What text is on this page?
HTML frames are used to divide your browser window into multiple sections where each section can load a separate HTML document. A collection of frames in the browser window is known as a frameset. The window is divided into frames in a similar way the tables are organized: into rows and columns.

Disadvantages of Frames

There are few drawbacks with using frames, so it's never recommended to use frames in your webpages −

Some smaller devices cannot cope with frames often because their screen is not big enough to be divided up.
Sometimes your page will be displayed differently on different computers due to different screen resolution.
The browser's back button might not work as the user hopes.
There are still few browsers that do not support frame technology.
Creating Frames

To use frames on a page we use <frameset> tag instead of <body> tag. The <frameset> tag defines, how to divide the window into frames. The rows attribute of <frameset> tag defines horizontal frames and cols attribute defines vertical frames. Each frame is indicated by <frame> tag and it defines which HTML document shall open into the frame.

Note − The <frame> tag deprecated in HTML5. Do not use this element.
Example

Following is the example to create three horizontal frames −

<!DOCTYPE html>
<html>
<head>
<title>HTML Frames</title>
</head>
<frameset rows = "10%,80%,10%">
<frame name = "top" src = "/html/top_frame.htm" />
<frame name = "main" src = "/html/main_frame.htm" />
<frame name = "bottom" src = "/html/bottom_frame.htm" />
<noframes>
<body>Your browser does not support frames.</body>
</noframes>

• STATED TASK: State how many lines of the listing hold the string "There"; reply with the number and nothing else.

• COMPLETE ANSWER: 2